Repeat the records word for word, excluding any picture.
·····
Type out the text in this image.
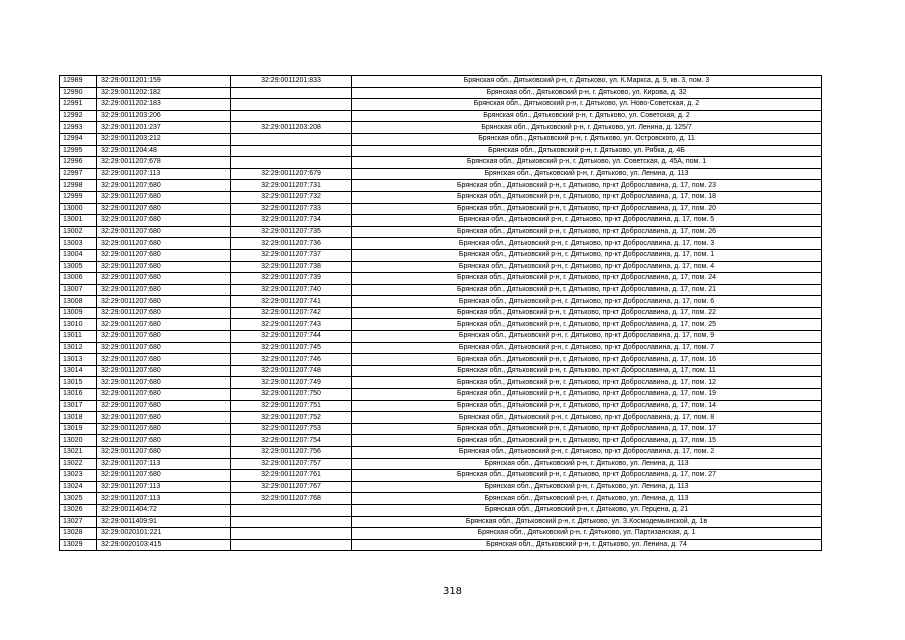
12989	32:29:0011201:159	32:29:0011201:833	Брянская обл., Дятьковский р-н, г. Дятьково, ул. К.Маркса, д. 9, кв. 3, пом. 3
12990	32:29:0011202:182		Брянская обл., Дятьковский р-н, г. Дятьково, ул. Кирова, д. 32
12991	32:29:0011202:183		Брянская обл., Дятьковский р-н, г. Дятьково, ул. Ново-Советская, д. 2
12992	32:29:0011203:206		Брянская обл., Дятьковский р-н, г. Дятьково, ул. Советская, д. 2
12993	32:29:0011201:237	32:29:0011203:208	Брянская обл., Дятьковский р-н, г. Дятьково, ул. Ленина, д. 125/7
12994	32:29:0011203:212		Брянская обл., Дятьковский р-н, г. Дятьково, ул. Островского, д. 11
12995	32:29:0011204:48		Брянская обл., Дятьковский р-н, г. Дятьково, ул. Рябка, д. 4Б
12996	32:29:0011207:678		Брянская обл., Дятьковский р-н, г. Дятьково, ул. Советская, д. 45А, пом. 1
12997	32:29:0011207:113	32:29:0011207:679	Брянская обл., Дятьковский р-н, г. Дятьково, ул. Ленина, д. 113
12998	32:29:0011207:680	32:29:0011207:731	Брянская обл., Дятьковский р-н, г. Дятьково, пр-кт Доброславина, д. 17, пом. 23
12999	32:29:0011207:680	32:29:0011207:732	Брянская обл., Дятьковский р-н, г. Дятьково, пр-кт Доброславина, д. 17, пом. 18
13000	32:29:0011207:680	32:29:0011207:733	Брянская обл., Дятьковский р-н, г. Дятьково, пр-кт Доброславина, д. 17, пом. 20
13001	32:29:0011207:680	32:29:0011207:734	Брянская обл., Дятьковский р-н, г. Дятьково, пр-кт Доброславина, д. 17, пом. 5
13002	32:29:0011207:680	32:29:0011207:735	Брянская обл., Дятьковский р-н, г. Дятьково, пр-кт Доброславина, д. 17, пом. 26
13003	32:29:0011207:680	32:29:0011207:736	Брянская обл., Дятьковский р-н, г. Дятьково, пр-кт Доброславина, д. 17, пом. 3
13004	32:29:0011207:680	32:29:0011207:737	Брянская обл., Дятьковский р-н, г. Дятьково, пр-кт Доброславина, д. 17, пом. 1
13005	32:29:0011207:680	32:29:0011207:738	Брянская обл., Дятьковский р-н, г. Дятьково, пр-кт Доброславина, д. 17, пом. 4
13006	32:29:0011207:680	32:29:0011207:739	Брянская обл., Дятьковский р-н, г. Дятьково, пр-кт Доброславина, д. 17, пом. 24
13007	32:29:0011207:680	32:29:0011207:740	Брянская обл., Дятьковский р-н, г. Дятьково, пр-кт Доброславина, д. 17, пом. 21
13008	32:29:0011207:680	32:29:0011207:741	Брянская обл., Дятьковский р-н, г. Дятьково, пр-кт Доброславина, д. 17, пом. 6
13009	32:29:0011207:680	32:29:0011207:742	Брянская обл., Дятьковский р-н, г. Дятьково, пр-кт Доброславина, д. 17, пом. 22
13010	32:29:0011207:680	32:29:0011207:743	Брянская обл., Дятьковский р-н, г. Дятьково, пр-кт Доброславина, д. 17, пом. 25
13011	32:29:0011207:680	32:29:0011207:744	Брянская обл., Дятьковский р-н, г. Дятьково, пр-кт Доброславина, д. 17, пом. 9
13012	32:29:0011207:680	32:29:0011207:745	Брянская обл., Дятьковский р-н, г. Дятьково, пр-кт Доброславина, д. 17, пом. 7
13013	32:29:0011207:680	32:29:0011207:746	Брянская обл., Дятьковский р-н, г. Дятьково, пр-кт Доброславина, д. 17, пом. 16
13014	32:29:0011207:680	32:29:0011207:748	Брянская обл., Дятьковский р-н, г. Дятьково, пр-кт Доброславина, д. 17, пом. 11
13015	32:29:0011207:680	32:29:0011207:749	Брянская обл., Дятьковский р-н, г. Дятьково, пр-кт Доброславина, д. 17, пом. 12
13016	32:29:0011207:680	32:29:0011207:750	Брянская обл., Дятьковский р-н, г. Дятьково, пр-кт Доброславина, д. 17, пом. 19
13017	32:29:0011207:680	32:29:0011207:751	Брянская обл., Дятьковский р-н, г. Дятьково, пр-кт Доброславина, д. 17, пом. 14
13018	32:29:0011207:680	32:29:0011207:752	Брянская обл., Дятьковский р-н, г. Дятьково, пр-кт Доброславина, д. 17, пом. 8
13019	32:29:0011207:680	32:29:0011207:753	Брянская обл., Дятьковский р-н, г. Дятьково, пр-кт Доброславина, д. 17, пом. 17
13020	32:29:0011207:680	32:29:0011207:754	Брянская обл., Дятьковский р-н, г. Дятьково, пр-кт Доброславина, д. 17, пом. 15
13021	32:29:0011207:680	32:29:0011207:756	Брянская обл., Дятьковский р-н, г. Дятьково, пр-кт Доброславина, д. 17, пом. 2
13022	32:29:0011207:113	32:29:0011207:757	Брянская обл., Дятьковский р-н, г. Дятьково, ул. Ленина, д. 113
13023	32:29:0011207:680	32:29:0011207:761	Брянская обл., Дятьковский р-н, г. Дятьково, пр-кт Доброславина, д. 17, пом. 27
13024	32:29:0011207:113	32:29:0011207:767	Брянская обл., Дятьковский р-н, г. Дятьково, ул. Ленина, д. 113
13025	32:29:0011207:113	32:29:0011207:768	Брянская обл., Дятьковский р-н, г. Дятьково, ул. Ленина, д. 113
13026	32:29:0011404:72		Брянская обл., Дятьковский р-н, г. Дятьково, ул. Герцена, д. 21
13027	32:29:0011409:91		Брянская обл., Дятьковский р-н, г. Дятьково, ул. З.Космодемьянской, д. 1в
13028	32:29:0020101:221		Брянская обл., Дятьковский р-н, г. Дятьково, ул. Партизанская, д. 1
13029	32:29:0020103:415		Брянская обл., Дятьковский р-н, г. Дятьково, ул. Ленина, д. 74
318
·····
> **OUTPUT OF THE EXERCISE**:
Type out the text in this image.
12989	32:29:0011201:159	32:29:0011201:833	Брянская обл., Дятьковский р-н, г. Дятьково, ул. К.Маркса, д. 9, кв. 3, пом. 3
12990	32:29:0011202:182		Брянская обл., Дятьковский р-н, г. Дятьково, ул. Кирова, д. 32
12991	32:29:0011202:183		Брянская обл., Дятьковский р-н, г. Дятьково, ул. Ново-Советская, д. 2
12992	32:29:0011203:206		Брянская обл., Дятьковский р-н, г. Дятьково, ул. Советская, д. 2
12993	32:29:0011201:237	32:29:0011203:208	Брянская обл., Дятьковский р-н, г. Дятьково, ул. Ленина, д. 125/7
12994	32:29:0011203:212		Брянская обл., Дятьковский р-н, г. Дятьково, ул. Островского, д. 11
12995	32:29:0011204:48		Брянская обл., Дятьковский р-н, г. Дятьково, ул. Рябка, д. 4Б
12996	32:29:0011207:678		Брянская обл., Дятьковский р-н, г. Дятьково, ул. Советская, д. 45А, пом. 1
12997	32:29:0011207:113	32:29:0011207:679	Брянская обл., Дятьковский р-н, г. Дятьково, ул. Ленина, д. 113
12998	32:29:0011207:680	32:29:0011207:731	Брянская обл., Дятьковский р-н, г. Дятьково, пр-кт Доброславина, д. 17, пом. 23
12999	32:29:0011207:680	32:29:0011207:732	Брянская обл., Дятьковский р-н, г. Дятьково, пр-кт Доброславина, д. 17, пом. 18
13000	32:29:0011207:680	32:29:0011207:733	Брянская обл., Дятьковский р-н, г. Дятьково, пр-кт Доброславина, д. 17, пом. 20
13001	32:29:0011207:680	32:29:0011207:734	Брянская обл., Дятьковский р-н, г. Дятьково, пр-кт Доброславина, д. 17, пом. 5
13002	32:29:0011207:680	32:29:0011207:735	Брянская обл., Дятьковский р-н, г. Дятьково, пр-кт Доброславина, д. 17, пом. 26
13003	32:29:0011207:680	32:29:0011207:736	Брянская обл., Дятьковский р-н, г. Дятьково, пр-кт Доброславина, д. 17, пом. 3
13004	32:29:0011207:680	32:29:0011207:737	Брянская обл., Дятьковский р-н, г. Дятьково, пр-кт Доброславина, д. 17, пом. 1
13005	32:29:0011207:680	32:29:0011207:738	Брянская обл., Дятьковский р-н, г. Дятьково, пр-кт Доброславина, д. 17, пом. 4
13006	32:29:0011207:680	32:29:0011207:739	Брянская обл., Дятьковский р-н, г. Дятьково, пр-кт Доброславина, д. 17, пом. 24
13007	32:29:0011207:680	32:29:0011207:740	Брянская обл., Дятьковский р-н, г. Дятьково, пр-кт Доброславина, д. 17, пом. 21
13008	32:29:0011207:680	32:29:0011207:741	Брянская обл., Дятьковский р-н, г. Дятьково, пр-кт Доброславина, д. 17, пом. 6
13009	32:29:0011207:680	32:29:0011207:742	Брянская обл., Дятьковский р-н, г. Дятьково, пр-кт Доброславина, д. 17, пом. 22
13010	32:29:0011207:680	32:29:0011207:743	Брянская обл., Дятьковский р-н, г. Дятьково, пр-кт Доброславина, д. 17, пом. 25
13011	32:29:0011207:680	32:29:0011207:744	Брянская обл., Дятьковский р-н, г. Дятьково, пр-кт Доброславина, д. 17, пом. 9
13012	32:29:0011207:680	32:29:0011207:745	Брянская обл., Дятьковский р-н, г. Дятьково, пр-кт Доброславина, д. 17, пом. 7
13013	32:29:0011207:680	32:29:0011207:746	Брянская обл., Дятьковский р-н, г. Дятьково, пр-кт Доброславина, д. 17, пом. 16
13014	32:29:0011207:680	32:29:0011207:748	Брянская обл., Дятьковский р-н, г. Дятьково, пр-кт Доброславина, д. 17, пом. 11
13015	32:29:0011207:680	32:29:0011207:749	Брянская обл., Дятьковский р-н, г. Дятьково, пр-кт Доброславина, д. 17, пом. 12
13016	32:29:0011207:680	32:29:0011207:750	Брянская обл., Дятьковский р-н, г. Дятьково, пр-кт Доброславина, д. 17, пом. 19
13017	32:29:0011207:680	32:29:0011207:751	Брянская обл., Дятьковский р-н, г. Дятьково, пр-кт Доброславина, д. 17, пом. 14
13018	32:29:0011207:680	32:29:0011207:752	Брянская обл., Дятьковский р-н, г. Дятьково, пр-кт Доброславина, д. 17, пом. 8
13019	32:29:0011207:680	32:29:0011207:753	Брянская обл., Дятьковский р-н, г. Дятьково, пр-кт Доброславина, д. 17, пом. 17
13020	32:29:0011207:680	32:29:0011207:754	Брянская обл., Дятьковский р-н, г. Дятьково, пр-кт Доброславина, д. 17, пом. 15
13021	32:29:0011207:680	32:29:0011207:756	Брянская обл., Дятьковский р-н, г. Дятьково, пр-кт Доброславина, д. 17, пом. 2
13022	32:29:0011207:113	32:29:0011207:757	Брянская обл., Дятьковский р-н, г. Дятьково, ул. Ленина, д. 113
13023	32:29:0011207:680	32:29:0011207:761	Брянская обл., Дятьковский р-н, г. Дятьково, пр-кт Доброславина, д. 17, пом. 27
13024	32:29:0011207:113	32:29:0011207:767	Брянская обл., Дятьковский р-н, г. Дятьково, ул. Ленина, д. 113
13025	32:29:0011207:113	32:29:0011207:768	Брянская обл., Дятьковский р-н, г. Дятьково, ул. Ленина, д. 113
13026	32:29:0011404:72		Брянская обл., Дятьковский р-н, г. Дятьково, ул. Герцена, д. 21
13027	32:29:0011409:91		Брянская обл., Дятьковский р-н, г. Дятьково, ул. З.Космодемьянской, д. 1в
13028	32:29:0020101:221		Брянская обл., Дятьковский р-н, г. Дятьково, ул. Партизанская, д. 1
13029	32:29:0020103:415		Брянская обл., Дятьковский р-н, г. Дятьково, ул. Ленина, д. 74
318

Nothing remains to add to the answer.